→ Data lines
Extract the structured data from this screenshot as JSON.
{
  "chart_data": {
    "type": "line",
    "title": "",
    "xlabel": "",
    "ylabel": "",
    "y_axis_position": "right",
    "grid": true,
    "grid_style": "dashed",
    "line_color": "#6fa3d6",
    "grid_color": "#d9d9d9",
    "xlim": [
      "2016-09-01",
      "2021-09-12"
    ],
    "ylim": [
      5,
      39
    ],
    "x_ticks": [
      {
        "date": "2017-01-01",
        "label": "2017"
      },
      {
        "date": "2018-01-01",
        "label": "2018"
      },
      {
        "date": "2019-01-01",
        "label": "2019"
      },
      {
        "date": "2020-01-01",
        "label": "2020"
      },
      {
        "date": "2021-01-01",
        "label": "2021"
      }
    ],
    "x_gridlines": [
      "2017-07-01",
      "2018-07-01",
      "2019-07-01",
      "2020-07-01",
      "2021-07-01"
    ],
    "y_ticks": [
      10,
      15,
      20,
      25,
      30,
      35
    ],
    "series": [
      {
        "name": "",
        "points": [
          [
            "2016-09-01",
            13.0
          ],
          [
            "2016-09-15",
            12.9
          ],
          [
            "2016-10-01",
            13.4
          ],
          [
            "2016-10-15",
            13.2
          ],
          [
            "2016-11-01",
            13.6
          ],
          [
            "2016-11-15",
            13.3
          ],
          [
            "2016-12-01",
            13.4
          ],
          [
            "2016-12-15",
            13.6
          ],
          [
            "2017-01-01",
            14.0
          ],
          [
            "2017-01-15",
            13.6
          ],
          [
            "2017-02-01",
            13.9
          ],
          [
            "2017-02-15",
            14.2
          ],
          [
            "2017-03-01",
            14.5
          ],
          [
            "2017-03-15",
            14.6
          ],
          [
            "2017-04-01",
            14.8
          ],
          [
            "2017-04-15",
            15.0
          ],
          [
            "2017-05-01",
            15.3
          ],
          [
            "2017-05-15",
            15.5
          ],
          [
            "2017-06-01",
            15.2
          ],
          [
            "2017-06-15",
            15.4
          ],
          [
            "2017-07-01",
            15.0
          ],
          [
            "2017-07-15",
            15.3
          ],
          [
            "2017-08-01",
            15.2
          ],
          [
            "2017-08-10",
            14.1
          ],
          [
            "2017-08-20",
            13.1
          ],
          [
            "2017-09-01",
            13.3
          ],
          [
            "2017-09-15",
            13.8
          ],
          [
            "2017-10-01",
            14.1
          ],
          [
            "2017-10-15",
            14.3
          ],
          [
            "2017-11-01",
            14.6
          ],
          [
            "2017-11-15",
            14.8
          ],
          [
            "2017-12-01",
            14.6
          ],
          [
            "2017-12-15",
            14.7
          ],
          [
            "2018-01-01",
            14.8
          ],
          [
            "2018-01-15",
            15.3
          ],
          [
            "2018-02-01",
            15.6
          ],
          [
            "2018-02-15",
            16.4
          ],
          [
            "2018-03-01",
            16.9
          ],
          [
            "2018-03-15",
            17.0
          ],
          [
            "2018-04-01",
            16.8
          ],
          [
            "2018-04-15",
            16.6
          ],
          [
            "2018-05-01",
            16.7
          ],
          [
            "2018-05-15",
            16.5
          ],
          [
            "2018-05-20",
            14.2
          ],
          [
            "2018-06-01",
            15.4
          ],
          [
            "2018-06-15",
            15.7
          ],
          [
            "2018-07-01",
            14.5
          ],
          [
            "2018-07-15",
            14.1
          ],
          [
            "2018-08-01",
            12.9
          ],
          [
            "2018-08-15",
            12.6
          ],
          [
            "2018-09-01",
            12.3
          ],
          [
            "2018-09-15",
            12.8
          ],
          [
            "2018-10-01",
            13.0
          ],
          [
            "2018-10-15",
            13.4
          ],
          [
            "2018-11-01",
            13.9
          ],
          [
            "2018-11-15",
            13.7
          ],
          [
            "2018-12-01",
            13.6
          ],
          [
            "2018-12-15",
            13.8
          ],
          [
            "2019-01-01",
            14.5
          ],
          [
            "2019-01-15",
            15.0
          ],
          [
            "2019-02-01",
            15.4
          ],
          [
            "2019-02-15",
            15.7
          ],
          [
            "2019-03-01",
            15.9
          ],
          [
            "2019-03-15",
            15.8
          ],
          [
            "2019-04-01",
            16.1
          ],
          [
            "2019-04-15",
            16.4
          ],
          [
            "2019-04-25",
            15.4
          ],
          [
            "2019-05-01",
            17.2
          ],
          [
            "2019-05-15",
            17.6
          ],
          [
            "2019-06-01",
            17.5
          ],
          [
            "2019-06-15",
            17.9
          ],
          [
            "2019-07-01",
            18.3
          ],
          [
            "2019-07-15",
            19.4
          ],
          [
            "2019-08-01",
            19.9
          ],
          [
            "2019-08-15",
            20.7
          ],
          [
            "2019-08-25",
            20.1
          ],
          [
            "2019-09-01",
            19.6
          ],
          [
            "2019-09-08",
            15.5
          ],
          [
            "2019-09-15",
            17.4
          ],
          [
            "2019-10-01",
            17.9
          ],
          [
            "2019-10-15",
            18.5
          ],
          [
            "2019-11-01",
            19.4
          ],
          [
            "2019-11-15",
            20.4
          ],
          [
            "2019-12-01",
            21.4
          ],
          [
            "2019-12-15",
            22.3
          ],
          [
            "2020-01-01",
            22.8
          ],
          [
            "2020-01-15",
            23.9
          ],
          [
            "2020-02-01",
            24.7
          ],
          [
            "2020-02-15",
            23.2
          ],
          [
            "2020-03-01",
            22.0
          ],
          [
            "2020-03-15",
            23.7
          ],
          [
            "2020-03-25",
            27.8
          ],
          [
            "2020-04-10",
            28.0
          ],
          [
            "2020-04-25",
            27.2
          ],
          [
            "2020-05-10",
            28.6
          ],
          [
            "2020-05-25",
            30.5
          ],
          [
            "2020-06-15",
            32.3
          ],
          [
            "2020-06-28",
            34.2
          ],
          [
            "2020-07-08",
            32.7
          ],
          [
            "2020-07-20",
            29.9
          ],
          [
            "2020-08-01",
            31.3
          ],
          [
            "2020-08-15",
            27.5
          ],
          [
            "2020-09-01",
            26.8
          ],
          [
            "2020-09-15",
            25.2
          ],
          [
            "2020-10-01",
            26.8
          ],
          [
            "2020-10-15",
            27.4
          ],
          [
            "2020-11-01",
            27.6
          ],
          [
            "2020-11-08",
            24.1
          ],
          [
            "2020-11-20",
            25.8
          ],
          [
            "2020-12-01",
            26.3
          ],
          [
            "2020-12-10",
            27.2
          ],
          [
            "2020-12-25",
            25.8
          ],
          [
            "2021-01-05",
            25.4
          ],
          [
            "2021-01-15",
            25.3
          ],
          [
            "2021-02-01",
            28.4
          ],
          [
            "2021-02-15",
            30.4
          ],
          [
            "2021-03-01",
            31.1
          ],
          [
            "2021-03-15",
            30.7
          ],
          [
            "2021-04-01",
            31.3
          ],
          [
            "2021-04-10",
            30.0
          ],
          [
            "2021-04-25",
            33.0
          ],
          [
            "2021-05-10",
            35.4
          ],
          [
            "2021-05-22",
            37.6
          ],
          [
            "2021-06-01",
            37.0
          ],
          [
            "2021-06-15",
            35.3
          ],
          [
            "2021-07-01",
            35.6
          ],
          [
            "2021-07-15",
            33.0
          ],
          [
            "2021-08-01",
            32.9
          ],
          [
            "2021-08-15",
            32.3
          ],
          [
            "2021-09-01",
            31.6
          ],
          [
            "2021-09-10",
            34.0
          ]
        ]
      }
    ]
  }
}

→ Short problem
All of the entries must be written out exactly as they stand.

→ Correct answer
Extract the structured data from this screenshot as JSON.
{
  "chart_data": {
    "type": "line",
    "title": "",
    "xlabel": "",
    "ylabel": "",
    "y_axis_position": "right",
    "grid": true,
    "grid_style": "dashed",
    "line_color": "#6fa3d6",
    "grid_color": "#d9d9d9",
    "xlim": [
      "2016-09-01",
      "2021-09-12"
    ],
    "ylim": [
      5,
      39
    ],
    "x_ticks": [
      {
        "date": "2017-01-01",
        "label": "2017"
      },
      {
        "date": "2018-01-01",
        "label": "2018"
      },
      {
        "date": "2019-01-01",
        "label": "2019"
      },
      {
        "date": "2020-01-01",
        "label": "2020"
      },
      {
        "date": "2021-01-01",
        "label": "2021"
      }
    ],
    "x_gridlines": [
      "2017-07-01",
      "2018-07-01",
      "2019-07-01",
      "2020-07-01",
      "2021-07-01"
    ],
    "y_ticks": [
      10,
      15,
      20,
      25,
      30,
      35
    ],
    "series": [
      {
        "name": "",
        "points": [
          [
            "2016-09-01",
            13.0
          ],
          [
            "2016-09-15",
            12.9
          ],
          [
            "2016-10-01",
            13.4
          ],
          [
            "2016-10-15",
            13.2
          ],
          [
            "2016-11-01",
            13.6
          ],
          [
            "2016-11-15",
            13.3
          ],
          [
            "2016-12-01",
            13.4
          ],
          [
            "2016-12-15",
            13.6
          ],
          [
            "2017-01-01",
            14.0
          ],
          [
            "2017-01-15",
            13.6
          ],
          [
            "2017-02-01",
            13.9
          ],
          [
            "2017-02-15",
            14.2
          ],
          [
            "2017-03-01",
            14.5
          ],
          [
            "2017-03-15",
            14.6
          ],
          [
            "2017-04-01",
            14.8
          ],
          [
            "2017-04-15",
            15.0
          ],
          [
            "2017-05-01",
            15.3
          ],
          [
            "2017-05-15",
            15.5
          ],
          [
            "2017-06-01",
            15.2
          ],
          [
            "2017-06-15",
            15.4
          ],
          [
            "2017-07-01",
            15.0
          ],
          [
            "2017-07-15",
            15.3
          ],
          [
            "2017-08-01",
            15.2
          ],
          [
            "2017-08-10",
            14.1
          ],
          [
            "2017-08-20",
            13.1
          ],
          [
            "2017-09-01",
            13.3
          ],
          [
            "2017-09-15",
            13.8
          ],
          [
            "2017-10-01",
            14.1
          ],
          [
            "2017-10-15",
            14.3
          ],
          [
            "2017-11-01",
            14.6
          ],
          [
            "2017-11-15",
            14.8
          ],
          [
            "2017-12-01",
            14.6
          ],
          [
            "2017-12-15",
            14.7
          ],
          [
            "2018-01-01",
            14.8
          ],
          [
            "2018-01-15",
            15.3
          ],
          [
            "2018-02-01",
            15.6
          ],
          [
            "2018-02-15",
            16.4
          ],
          [
            "2018-03-01",
            16.9
          ],
          [
            "2018-03-15",
            17.0
          ],
          [
            "2018-04-01",
            16.8
          ],
          [
            "2018-04-15",
            16.6
          ],
          [
            "2018-05-01",
            16.7
          ],
          [
            "2018-05-15",
            16.5
          ],
          [
            "2018-05-20",
            14.2
          ],
          [
            "2018-06-01",
            15.4
          ],
          [
            "2018-06-15",
            15.7
          ],
          [
            "2018-07-01",
            14.5
          ],
          [
            "2018-07-15",
            14.1
          ],
          [
            "2018-08-01",
            12.9
          ],
          [
            "2018-08-15",
            12.6
          ],
          [
            "2018-09-01",
            12.3
          ],
          [
            "2018-09-15",
            12.8
          ],
          [
            "2018-10-01",
            13.0
          ],
          [
            "2018-10-15",
            13.4
          ],
          [
            "2018-11-01",
            13.9
          ],
          [
            "2018-11-15",
            13.7
          ],
          [
            "2018-12-01",
            13.6
          ],
          [
            "2018-12-15",
            13.8
          ],
          [
            "2019-01-01",
            14.5
          ],
          [
            "2019-01-15",
            15.0
          ],
          [
            "2019-02-01",
            15.4
          ],
          [
            "2019-02-15",
            15.7
          ],
          [
            "2019-03-01",
            15.9
          ],
          [
            "2019-03-15",
            15.8
          ],
          [
            "2019-04-01",
            16.1
          ],
          [
            "2019-04-15",
            16.4
          ],
          [
            "2019-04-25",
            15.4
          ],
          [
            "2019-05-01",
            17.2
          ],
          [
            "2019-05-15",
            17.6
          ],
          [
            "2019-06-01",
            17.5
          ],
          [
            "2019-06-15",
            17.9
          ],
          [
            "2019-07-01",
            18.3
          ],
          [
            "2019-07-15",
            19.4
          ],
          [
            "2019-08-01",
            19.9
          ],
          [
            "2019-08-15",
            20.7
          ],
          [
            "2019-08-25",
            20.1
          ],
          [
            "2019-09-01",
            19.6
          ],
          [
            "2019-09-08",
            15.5
          ],
          [
            "2019-09-15",
            17.4
          ],
          [
            "2019-10-01",
            17.9
          ],
          [
            "2019-10-15",
            18.5
          ],
          [
            "2019-11-01",
            19.4
          ],
          [
            "2019-11-15",
            20.4
          ],
          [
            "2019-12-01",
            21.4
          ],
          [
            "2019-12-15",
            22.3
          ],
          [
            "2020-01-01",
            22.8
          ],
          [
            "2020-01-15",
            23.9
          ],
          [
            "2020-02-01",
            24.7
          ],
          [
            "2020-02-15",
            23.2
          ],
          [
            "2020-03-01",
            22.0
          ],
          [
            "2020-03-15",
            23.7
          ],
          [
            "2020-03-25",
            27.8
          ],
          [
            "2020-04-10",
            28.0
          ],
          [
            "2020-04-25",
            27.2
          ],
          [
            "2020-05-10",
            28.6
          ],
          [
            "2020-05-25",
            30.5
          ],
          [
            "2020-06-15",
            32.3
          ],
          [
            "2020-06-28",
            34.2
          ],
          [
            "2020-07-08",
            32.7
          ],
          [
            "2020-07-20",
            29.9
          ],
          [
            "2020-08-01",
            31.3
          ],
          [
            "2020-08-15",
            27.5
          ],
          [
            "2020-09-01",
            26.8
          ],
          [
            "2020-09-15",
            25.2
          ],
          [
            "2020-10-01",
            26.8
          ],
          [
            "2020-10-15",
            27.4
          ],
          [
            "2020-11-01",
            27.6
          ],
          [
            "2020-11-08",
            24.1
          ],
          [
            "2020-11-20",
            25.8
          ],
          [
            "2020-12-01",
            26.3
          ],
          [
            "2020-12-10",
            27.2
          ],
          [
            "2020-12-25",
            25.8
          ],
          [
            "2021-01-05",
            25.4
          ],
          [
            "2021-01-15",
            25.3
          ],
          [
            "2021-02-01",
            28.4
          ],
          [
            "2021-02-15",
            30.4
          ],
          [
            "2021-03-01",
            31.1
          ],
          [
            "2021-03-15",
            30.7
          ],
          [
            "2021-04-01",
            31.3
          ],
          [
            "2021-04-10",
            30.0
          ],
          [
            "2021-04-25",
            33.0
          ],
          [
            "2021-05-10",
            35.4
          ],
          [
            "2021-05-22",
            37.6
          ],
          [
            "2021-06-01",
            37.0
          ],
          [
            "2021-06-15",
            35.3
          ],
          [
            "2021-07-01",
            35.6
          ],
          [
            "2021-07-15",
            33.0
          ],
          [
            "2021-08-01",
            32.9
          ],
          [
            "2021-08-15",
            32.3
          ],
          [
            "2021-09-01",
            31.6
          ],
          [
            "2021-09-10",
            34.0
          ]
        ]
      }
    ]
  }
}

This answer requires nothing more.